### Given problem
All of the data should be repeated exactly; pictures are not part of the copy.

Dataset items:
::::::::

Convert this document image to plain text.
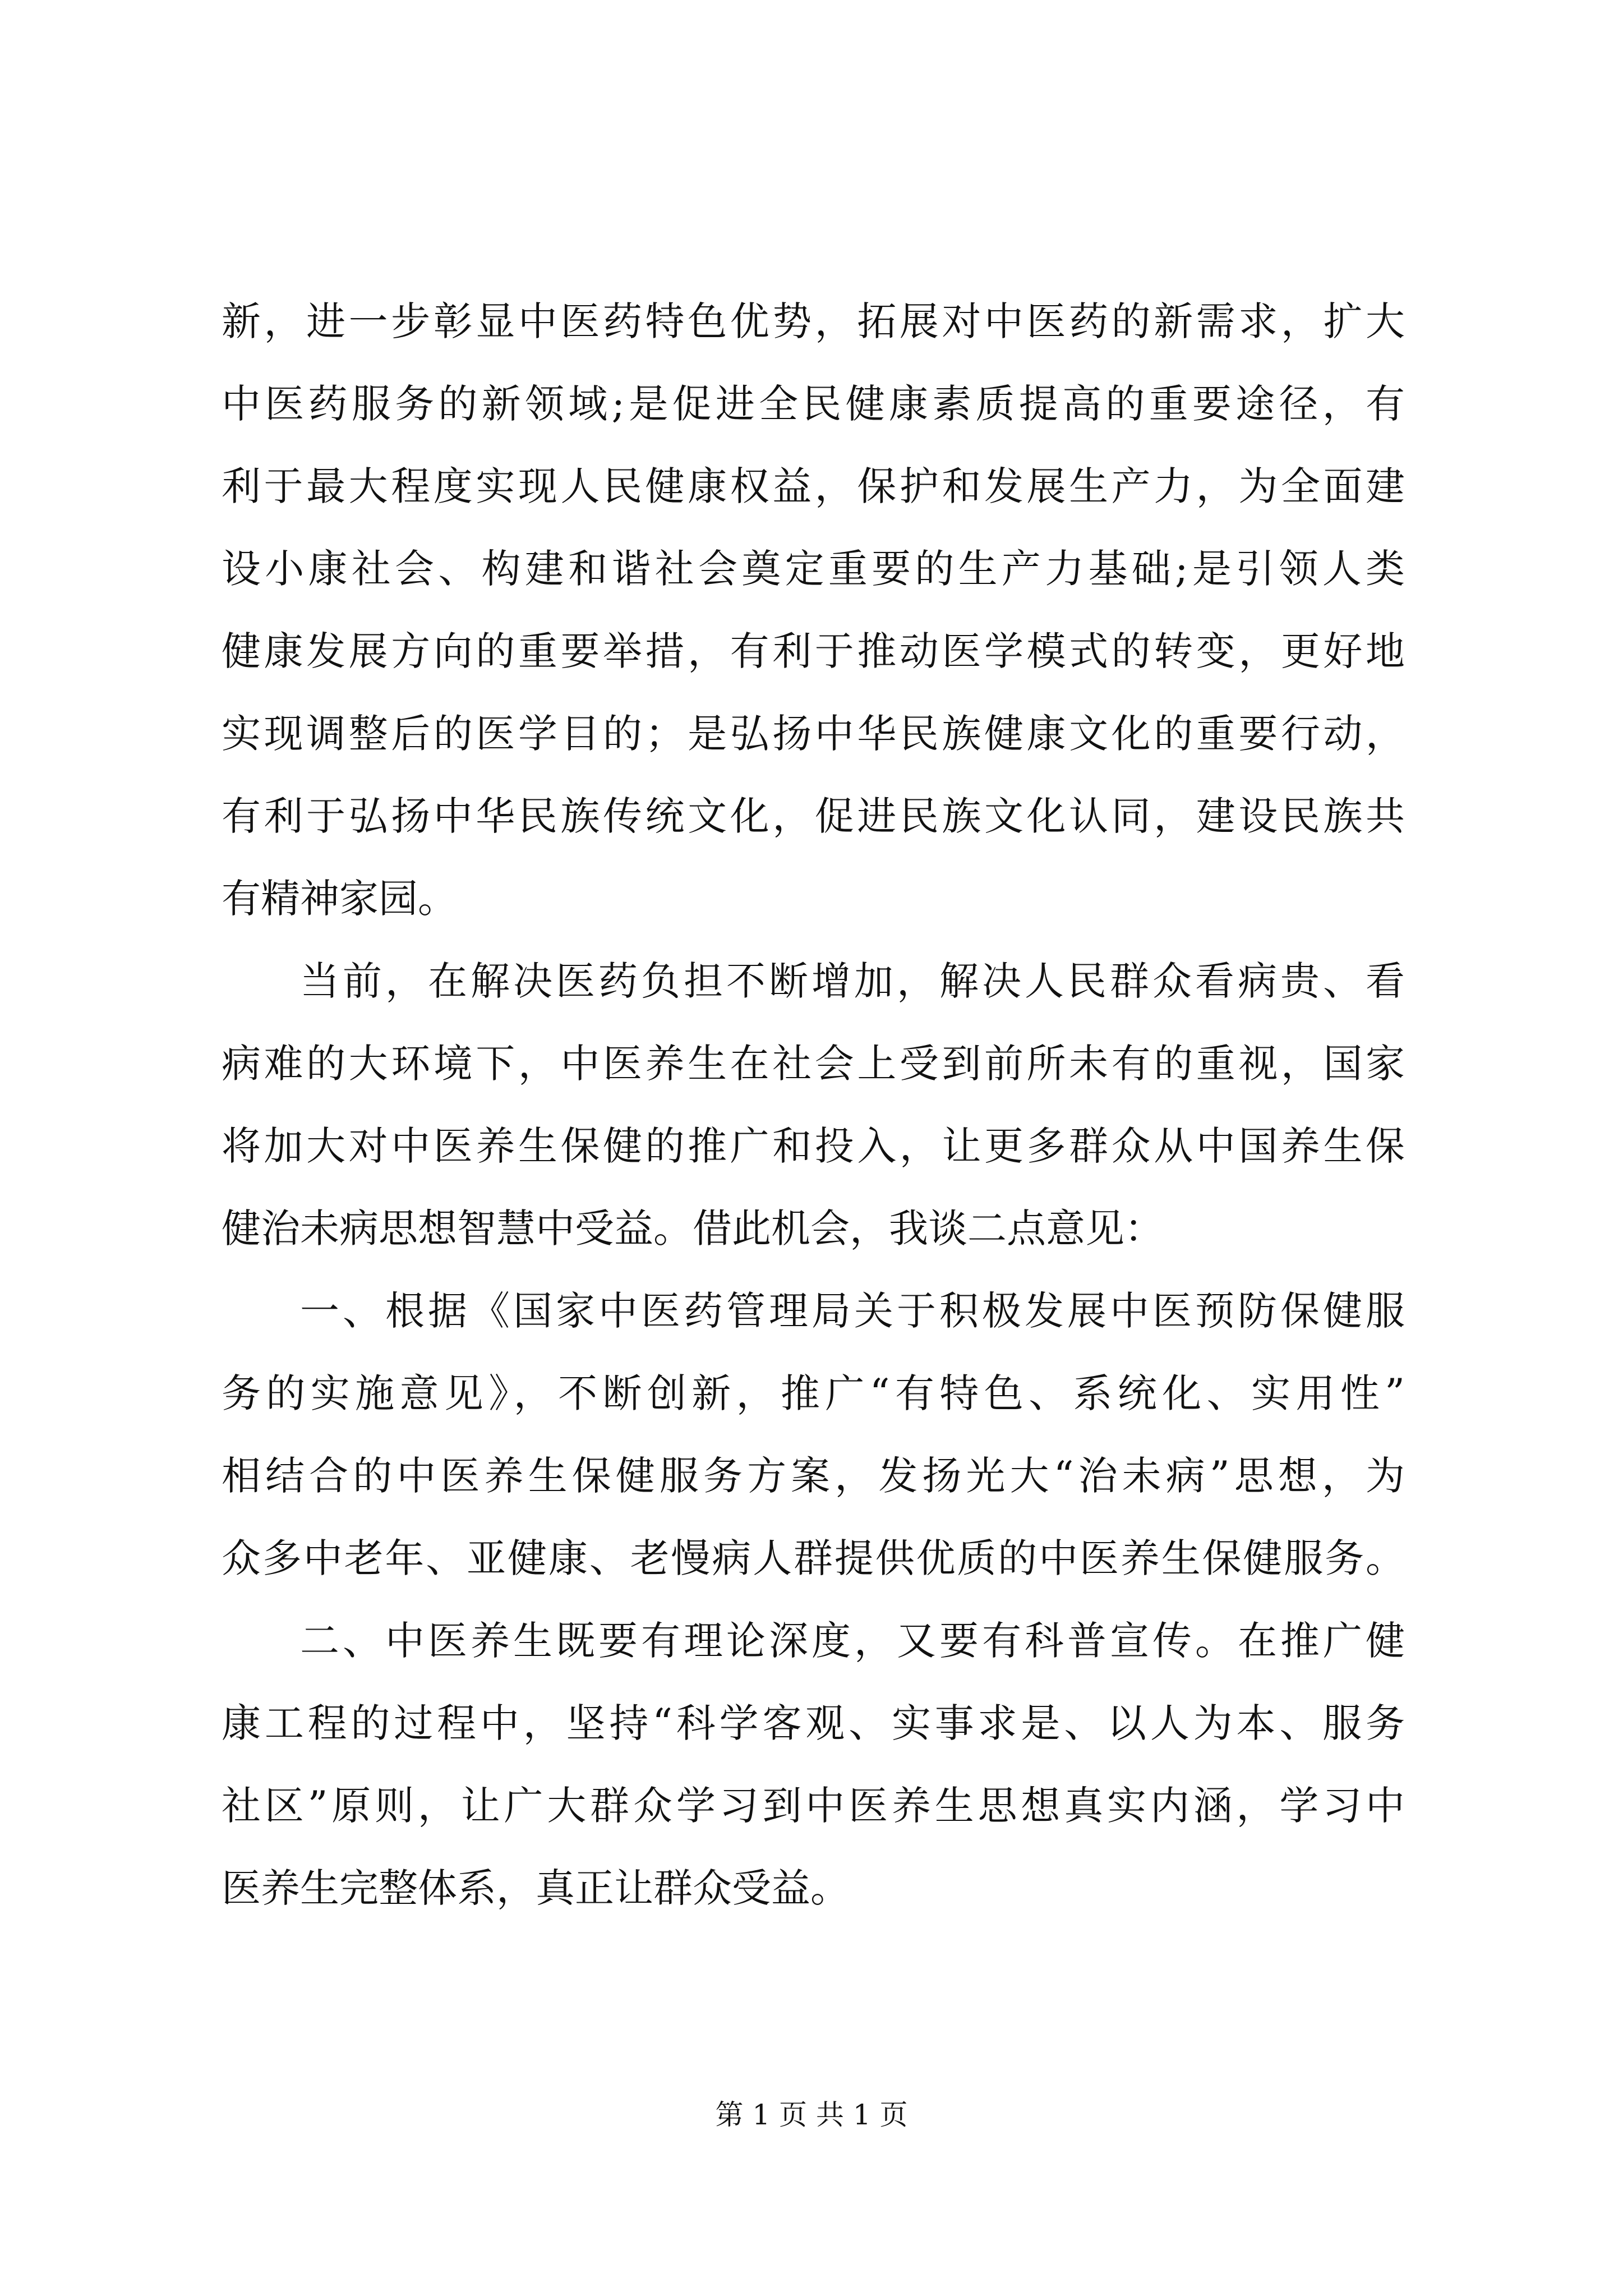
新，进一步彰显中医药特色优势，拓展对中医药的新需求，扩大
中医药服务的新领域;是促进全民健康素质提高的重要途径，有
利于最大程度实现人民健康权益，保护和发展生产力，为全面建
设小康社会、构建和谐社会奠定重要的生产力基础;是引领人类
健康发展方向的重要举措，有利于推动医学模式的转变，更好地
实现调整后的医学目的；是弘扬中华民族健康文化的重要行动，
有利于弘扬中华民族传统文化，促进民族文化认同，建设民族共
有精神家园。
当前，在解决医药负担不断增加，解决人民群众看病贵、看
病难的大环境下，中医养生在社会上受到前所未有的重视，国家
将加大对中医养生保健的推广和投入，让更多群众从中国养生保
健治未病思想智慧中受益。借此机会，我谈二点意见：
一、根据《国家中医药管理局关于积极发展中医预防保健服
务的实施意见》，不断创新，推广“有特色、系统化、实用性”
相结合的中医养生保健服务方案，发扬光大“治未病”思想，为
众多中老年、亚健康、老慢病人群提供优质的中医养生保健服务。
二、中医养生既要有理论深度，又要有科普宣传。在推广健
康工程的过程中，坚持“科学客观、实事求是、以人为本、服务
社区”原则，让广大群众学习到中医养生思想真实内涵，学习中
医养生完整体系，真正让群众受益。
第 1 页 共 1 页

::::::::

### Complete answer
Convert this document image to plain text.
新，进一步彰显中医药特色优势，拓展对中医药的新需求，扩大
中医药服务的新领域;是促进全民健康素质提高的重要途径，有
利于最大程度实现人民健康权益，保护和发展生产力，为全面建
设小康社会、构建和谐社会奠定重要的生产力基础;是引领人类
健康发展方向的重要举措，有利于推动医学模式的转变，更好地
实现调整后的医学目的；是弘扬中华民族健康文化的重要行动，
有利于弘扬中华民族传统文化，促进民族文化认同，建设民族共
有精神家园。
当前，在解决医药负担不断增加，解决人民群众看病贵、看
病难的大环境下，中医养生在社会上受到前所未有的重视，国家
将加大对中医养生保健的推广和投入，让更多群众从中国养生保
健治未病思想智慧中受益。借此机会，我谈二点意见：
一、根据《国家中医药管理局关于积极发展中医预防保健服
务的实施意见》，不断创新，推广“有特色、系统化、实用性”
相结合的中医养生保健服务方案，发扬光大“治未病”思想，为
众多中老年、亚健康、老慢病人群提供优质的中医养生保健服务。
二、中医养生既要有理论深度，又要有科普宣传。在推广健
康工程的过程中，坚持“科学客观、实事求是、以人为本、服务
社区”原则，让广大群众学习到中医养生思想真实内涵，学习中
医养生完整体系，真正让群众受益。
第 1 页 共 1 页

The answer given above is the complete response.